= Material =
* * *

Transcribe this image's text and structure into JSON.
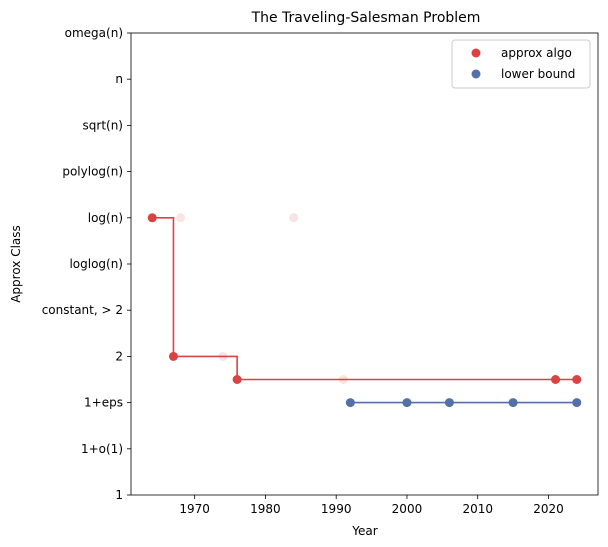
{
  "chart_data": {
    "type": "scatter",
    "title": "The Traveling-Salesman Problem",
    "xlabel": "Year",
    "ylabel": "Approx Class",
    "xlim": [
      1961,
      2027
    ],
    "x_ticks": [
      1970,
      1980,
      1990,
      2000,
      2010,
      2020
    ],
    "y_categories": [
      "1",
      "1+o(1)",
      "1+eps",
      "2",
      "constant, > 2",
      "loglog(n)",
      "log(n)",
      "polylog(n)",
      "sqrt(n)",
      "n",
      "omega(n)"
    ],
    "grid": false,
    "legend_position": "top-right",
    "series": [
      {
        "name": "approx algo",
        "color": "#d94343",
        "points": [
          {
            "x": 1964,
            "y": 6,
            "faded": false
          },
          {
            "x": 1968,
            "y": 6,
            "faded": true
          },
          {
            "x": 1984,
            "y": 6,
            "faded": true
          },
          {
            "x": 1967,
            "y": 3,
            "faded": false
          },
          {
            "x": 1974,
            "y": 3,
            "faded": true
          },
          {
            "x": 1976,
            "y": 2.5,
            "faded": false
          },
          {
            "x": 1991,
            "y": 2.5,
            "faded": true
          },
          {
            "x": 2021,
            "y": 2.5,
            "faded": false
          },
          {
            "x": 2024,
            "y": 2.5,
            "faded": false
          }
        ],
        "step": [
          [
            1964,
            6
          ],
          [
            1967,
            6
          ],
          [
            1967,
            3
          ],
          [
            1976,
            3
          ],
          [
            1976,
            2.5
          ],
          [
            2024,
            2.5
          ]
        ]
      },
      {
        "name": "lower bound",
        "color": "#5470a8",
        "points": [
          {
            "x": 1992,
            "y": 2,
            "faded": false
          },
          {
            "x": 2000,
            "y": 2,
            "faded": false
          },
          {
            "x": 2006,
            "y": 2,
            "faded": false
          },
          {
            "x": 2015,
            "y": 2,
            "faded": false
          },
          {
            "x": 2024,
            "y": 2,
            "faded": false
          }
        ],
        "step": [
          [
            1992,
            2
          ],
          [
            2024,
            2
          ]
        ]
      }
    ]
  }
}
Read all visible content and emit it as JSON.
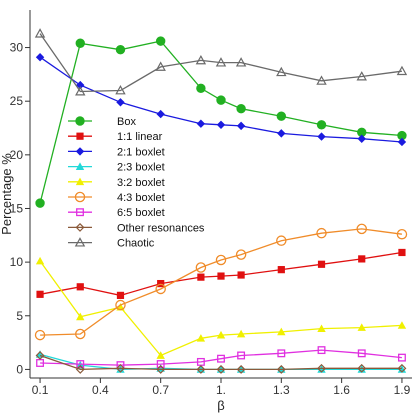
{
  "chart_data": {
    "type": "line",
    "xlabel": "β",
    "ylabel": "Percentage %",
    "xlim": [
      0.05,
      1.95
    ],
    "ylim": [
      -0.8,
      33.5
    ],
    "xticks": [
      0.1,
      0.4,
      0.7,
      1.0,
      1.3,
      1.6,
      1.9
    ],
    "xtick_labels": [
      "0.1",
      "0.4",
      "0.7",
      "1.",
      "1.3",
      "1.6",
      "1.9"
    ],
    "yticks": [
      0,
      5,
      10,
      15,
      20,
      25,
      30
    ],
    "ytick_labels": [
      "0",
      "5",
      "10",
      "15",
      "20",
      "25",
      "30"
    ],
    "grid": false,
    "legend_placement": "left-center",
    "series": [
      {
        "name": "Box",
        "color": "#22b022",
        "marker": "circle-filled",
        "x": [
          0.1,
          0.3,
          0.5,
          0.7,
          0.9,
          1.0,
          1.1,
          1.3,
          1.5,
          1.7,
          1.9
        ],
        "y": [
          15.5,
          30.4,
          29.8,
          30.6,
          26.2,
          25.1,
          24.3,
          23.6,
          22.8,
          22.1,
          21.8
        ]
      },
      {
        "name": "1:1 linear",
        "color": "#e01010",
        "marker": "square-filled",
        "x": [
          0.1,
          0.3,
          0.5,
          0.7,
          0.9,
          1.0,
          1.1,
          1.3,
          1.5,
          1.7,
          1.9
        ],
        "y": [
          7.0,
          7.7,
          6.9,
          8.0,
          8.6,
          8.7,
          8.8,
          9.3,
          9.8,
          10.3,
          10.9
        ]
      },
      {
        "name": "2:1 boxlet",
        "color": "#1a1adf",
        "marker": "diamond-filled",
        "x": [
          0.1,
          0.3,
          0.5,
          0.7,
          0.9,
          1.0,
          1.1,
          1.3,
          1.5,
          1.7,
          1.9
        ],
        "y": [
          29.1,
          26.5,
          24.9,
          23.8,
          22.9,
          22.8,
          22.7,
          22.0,
          21.7,
          21.5,
          21.2
        ]
      },
      {
        "name": "2:3 boxlet",
        "color": "#22d8d8",
        "marker": "triangle-filled",
        "x": [
          0.1,
          0.3,
          0.5,
          0.7,
          0.9,
          1.0,
          1.1,
          1.3,
          1.5,
          1.7,
          1.9
        ],
        "y": [
          1.4,
          0.4,
          0.0,
          0.1,
          0.0,
          0.0,
          0.0,
          0.0,
          0.0,
          0.0,
          0.0
        ]
      },
      {
        "name": "3:2 boxlet",
        "color": "#f0f000",
        "marker": "triangle-filled",
        "x": [
          0.1,
          0.3,
          0.5,
          0.7,
          0.9,
          1.0,
          1.1,
          1.3,
          1.5,
          1.7,
          1.9
        ],
        "y": [
          10.1,
          4.9,
          5.8,
          1.3,
          2.9,
          3.2,
          3.3,
          3.5,
          3.8,
          3.9,
          4.1
        ]
      },
      {
        "name": "4:3 boxlet",
        "color": "#f08c2a",
        "marker": "circle-open",
        "x": [
          0.1,
          0.3,
          0.5,
          0.7,
          0.9,
          1.0,
          1.1,
          1.3,
          1.5,
          1.7,
          1.9
        ],
        "y": [
          3.2,
          3.3,
          6.0,
          7.5,
          9.5,
          10.2,
          10.7,
          12.0,
          12.7,
          13.1,
          12.6
        ]
      },
      {
        "name": "6:5 boxlet",
        "color": "#e030e0",
        "marker": "square-open",
        "x": [
          0.1,
          0.3,
          0.5,
          0.7,
          0.9,
          1.0,
          1.1,
          1.3,
          1.5,
          1.7,
          1.9
        ],
        "y": [
          0.6,
          0.5,
          0.4,
          0.5,
          0.7,
          1.0,
          1.3,
          1.5,
          1.8,
          1.5,
          1.1
        ]
      },
      {
        "name": "Other resonances",
        "color": "#8a5a3a",
        "marker": "diamond-open",
        "x": [
          0.1,
          0.3,
          0.5,
          0.7,
          0.9,
          1.0,
          1.1,
          1.3,
          1.5,
          1.7,
          1.9
        ],
        "y": [
          1.3,
          0.0,
          0.1,
          0.0,
          0.0,
          0.0,
          0.0,
          0.0,
          0.1,
          0.1,
          0.1
        ]
      },
      {
        "name": "Chaotic",
        "color": "#6a6a6a",
        "marker": "triangle-open",
        "x": [
          0.1,
          0.3,
          0.5,
          0.7,
          0.9,
          1.0,
          1.1,
          1.3,
          1.5,
          1.7,
          1.9
        ],
        "y": [
          31.3,
          25.9,
          26.0,
          28.2,
          28.8,
          28.6,
          28.6,
          27.7,
          26.9,
          27.3,
          27.8
        ]
      }
    ]
  }
}
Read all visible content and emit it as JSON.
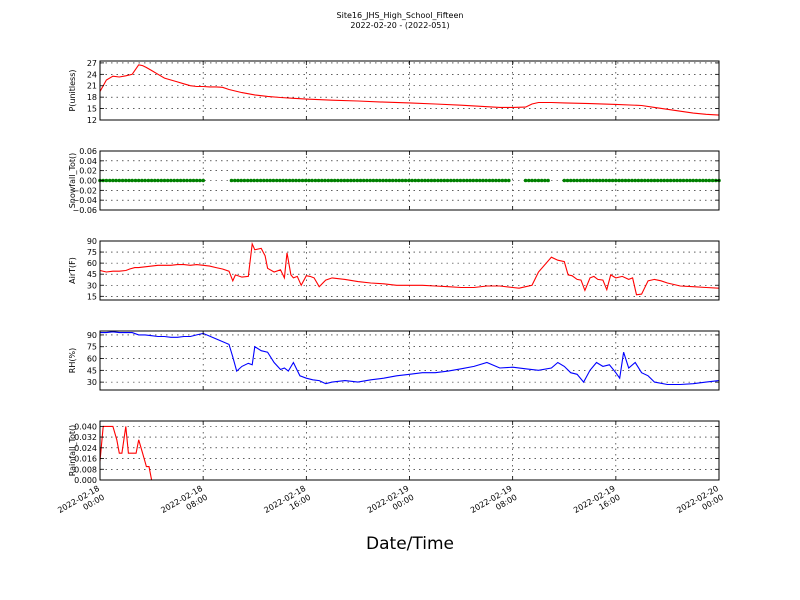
{
  "figure": {
    "title": "Site16_JHS_High_School_Fifteen",
    "subtitle": "2022-02-20 - (2022-051)",
    "xlabel": "Date/Time"
  },
  "chart_data": [
    {
      "type": "line",
      "name": "pressure",
      "ylabel": "P(unitless)",
      "color": "#ff0000",
      "ylim": [
        12,
        27.5
      ],
      "yticks": [
        12,
        15,
        18,
        21,
        24,
        27
      ],
      "ytick_labels": [
        "12",
        "15",
        "18",
        "21",
        "24",
        "27"
      ],
      "grid": true,
      "x_hours": [
        0,
        0.5,
        1,
        1.5,
        2,
        2.5,
        3,
        3.3,
        3.6,
        4,
        4.5,
        5,
        5.5,
        6,
        6.5,
        7,
        7.5,
        8,
        8.5,
        9,
        9.5,
        10,
        11,
        12,
        13,
        14,
        15,
        16,
        18,
        20,
        22,
        24,
        26,
        28,
        30,
        31,
        32,
        33,
        33.5,
        34,
        35,
        36,
        38,
        40,
        42,
        43,
        44,
        45,
        46,
        47,
        48
      ],
      "y": [
        19.5,
        22.5,
        23.5,
        23.3,
        23.6,
        24,
        26.5,
        26.3,
        25.8,
        25,
        24,
        23,
        22.5,
        22,
        21.5,
        21,
        20.8,
        20.8,
        20.7,
        20.7,
        20.6,
        20,
        19.2,
        18.6,
        18.2,
        17.9,
        17.7,
        17.5,
        17.2,
        17,
        16.7,
        16.5,
        16.2,
        15.9,
        15.5,
        15.3,
        15.3,
        15.4,
        16.2,
        16.6,
        16.6,
        16.5,
        16.3,
        16.1,
        15.8,
        15.3,
        14.8,
        14.3,
        13.8,
        13.5,
        13.3
      ]
    },
    {
      "type": "scatter",
      "name": "snowfall",
      "ylabel": "Snowfall_Tot()",
      "color": "#008000",
      "ylim": [
        -0.06,
        0.06
      ],
      "yticks": [
        -0.06,
        -0.04,
        -0.02,
        0.0,
        0.02,
        0.04,
        0.06
      ],
      "ytick_labels": [
        "−0.06",
        "−0.04",
        "−0.02",
        "0.00",
        "0.02",
        "0.04",
        "0.06"
      ],
      "grid": true,
      "value": 0.0,
      "segments_hours": [
        [
          0,
          8
        ],
        [
          10.2,
          31.8
        ],
        [
          33,
          34.8
        ],
        [
          36,
          48
        ]
      ]
    },
    {
      "type": "line",
      "name": "air_temperature",
      "ylabel": "AirT(F)",
      "color": "#ff0000",
      "ylim": [
        10,
        90
      ],
      "yticks": [
        15,
        30,
        45,
        60,
        75,
        90
      ],
      "ytick_labels": [
        "15",
        "30",
        "45",
        "60",
        "75",
        "90"
      ],
      "grid": true,
      "x_hours": [
        0,
        0.5,
        1,
        1.5,
        2,
        2.3,
        2.7,
        3,
        3.5,
        4,
        4.5,
        5,
        5.5,
        6,
        6.5,
        7,
        7.5,
        8,
        8.5,
        9,
        9.5,
        10,
        10.3,
        10.5,
        11,
        11.5,
        11.8,
        12,
        12.5,
        12.8,
        13,
        13.5,
        14,
        14.3,
        14.5,
        14.8,
        15,
        15.3,
        15.6,
        16,
        16.3,
        16.6,
        17,
        17.5,
        18,
        19,
        20,
        21,
        22,
        23,
        24,
        25,
        26,
        27,
        28,
        29,
        30,
        31,
        32,
        32.5,
        33,
        33.5,
        34,
        35,
        35.5,
        36,
        36.3,
        36.6,
        37,
        37.3,
        37.6,
        38,
        38.3,
        38.6,
        39,
        39.3,
        39.6,
        40,
        40.5,
        41,
        41.3,
        41.6,
        42,
        42.5,
        43,
        43.5,
        44,
        44.5,
        45,
        46,
        47,
        48
      ],
      "y": [
        50,
        48,
        49,
        49,
        50,
        52,
        54,
        54,
        55,
        56,
        57,
        57,
        57,
        58,
        58,
        57,
        58,
        57,
        56,
        54,
        52,
        49,
        36,
        44,
        41,
        42,
        86,
        78,
        80,
        70,
        53,
        48,
        51,
        40,
        74,
        44,
        40,
        42,
        30,
        43,
        42,
        40,
        28,
        37,
        40,
        38,
        35,
        33,
        32,
        30,
        30,
        30,
        29,
        28,
        27,
        27,
        29,
        29,
        27,
        26,
        28,
        30,
        48,
        68,
        64,
        62,
        44,
        43,
        38,
        37,
        23,
        40,
        42,
        38,
        37,
        24,
        44,
        40,
        42,
        38,
        40,
        17,
        18,
        36,
        38,
        36,
        33,
        31,
        29,
        28,
        27,
        26
      ]
    },
    {
      "type": "line",
      "name": "relative_humidity",
      "ylabel": "RH(%)",
      "color": "#0000ff",
      "ylim": [
        20,
        95
      ],
      "yticks": [
        30,
        45,
        60,
        75,
        90
      ],
      "ytick_labels": [
        "30",
        "45",
        "60",
        "75",
        "90"
      ],
      "grid": true,
      "x_hours": [
        0,
        0.5,
        1,
        1.5,
        2,
        2.5,
        3,
        3.5,
        4,
        4.5,
        5,
        5.5,
        6,
        6.5,
        7,
        7.5,
        8,
        9,
        10,
        10.3,
        10.6,
        11,
        11.5,
        11.8,
        12,
        12.5,
        13,
        13.5,
        14,
        14.3,
        14.6,
        15,
        15.5,
        16,
        16.5,
        17,
        17.5,
        18,
        19,
        20,
        21,
        22,
        23,
        24,
        25,
        26,
        27,
        28,
        29,
        30,
        31,
        32,
        33,
        34,
        35,
        35.5,
        36,
        36.5,
        37,
        37.5,
        38,
        38.5,
        39,
        39.5,
        40,
        40.3,
        40.6,
        41,
        41.5,
        42,
        42.5,
        43,
        44,
        45,
        46,
        47,
        48
      ],
      "y": [
        93,
        93,
        94,
        93,
        93,
        93,
        90,
        90,
        89,
        88,
        88,
        87,
        87,
        88,
        88,
        90,
        92,
        85,
        78,
        62,
        44,
        50,
        54,
        52,
        75,
        70,
        68,
        55,
        46,
        48,
        44,
        55,
        38,
        35,
        33,
        32,
        28,
        30,
        32,
        30,
        33,
        35,
        38,
        40,
        42,
        42,
        44,
        47,
        50,
        55,
        48,
        49,
        47,
        45,
        48,
        55,
        50,
        42,
        40,
        30,
        45,
        55,
        50,
        52,
        42,
        35,
        68,
        48,
        55,
        42,
        38,
        30,
        27,
        27,
        28,
        30,
        32
      ]
    },
    {
      "type": "line",
      "name": "rainfall",
      "ylabel": "Rainfall_Tot()",
      "color": "#ff0000",
      "ylim": [
        0,
        0.044
      ],
      "yticks": [
        0,
        0.008,
        0.016,
        0.024,
        0.032,
        0.04
      ],
      "ytick_labels": [
        "0.000",
        "0.008",
        "0.016",
        "0.024",
        "0.032",
        "0.040"
      ],
      "grid": true,
      "x_hours": [
        0,
        0.25,
        0.5,
        1,
        1.3,
        1.5,
        1.7,
        2,
        2.2,
        2.5,
        2.8,
        3,
        3.3,
        3.6,
        3.8,
        4,
        48
      ],
      "y": [
        0.014,
        0.04,
        0.04,
        0.04,
        0.03,
        0.02,
        0.02,
        0.04,
        0.02,
        0.02,
        0.02,
        0.03,
        0.02,
        0.01,
        0.01,
        0.0,
        0.0
      ]
    }
  ],
  "x_axis": {
    "range_hours": [
      0,
      48
    ],
    "tick_hours": [
      0,
      8,
      16,
      24,
      32,
      40,
      48
    ],
    "tick_labels": [
      [
        "2022-02-18",
        "00:00"
      ],
      [
        "2022-02-18",
        "08:00"
      ],
      [
        "2022-02-18",
        "16:00"
      ],
      [
        "2022-02-19",
        "00:00"
      ],
      [
        "2022-02-19",
        "08:00"
      ],
      [
        "2022-02-19",
        "16:00"
      ],
      [
        "2022-02-20",
        "00:00"
      ]
    ]
  }
}
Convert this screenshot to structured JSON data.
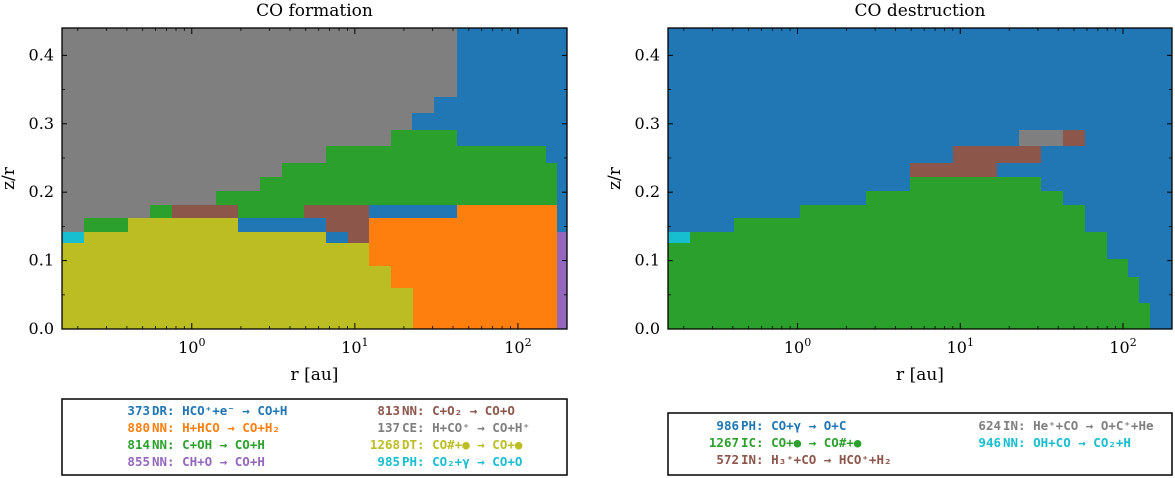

* * *

= Given exercise =
Extract every line of the records above that contains the word "marker".

= Result of this exercise =
        "marker": "circle-filled",
        "marker": "square-filled",
        "marker": "diamond-filled",
        "marker": "triangle-filled",
        "marker": "triangle-filled",
        "marker": "circle-open",
        "marker": "square-open",
        "marker": "diamond-open",
        "marker": "triangle-open",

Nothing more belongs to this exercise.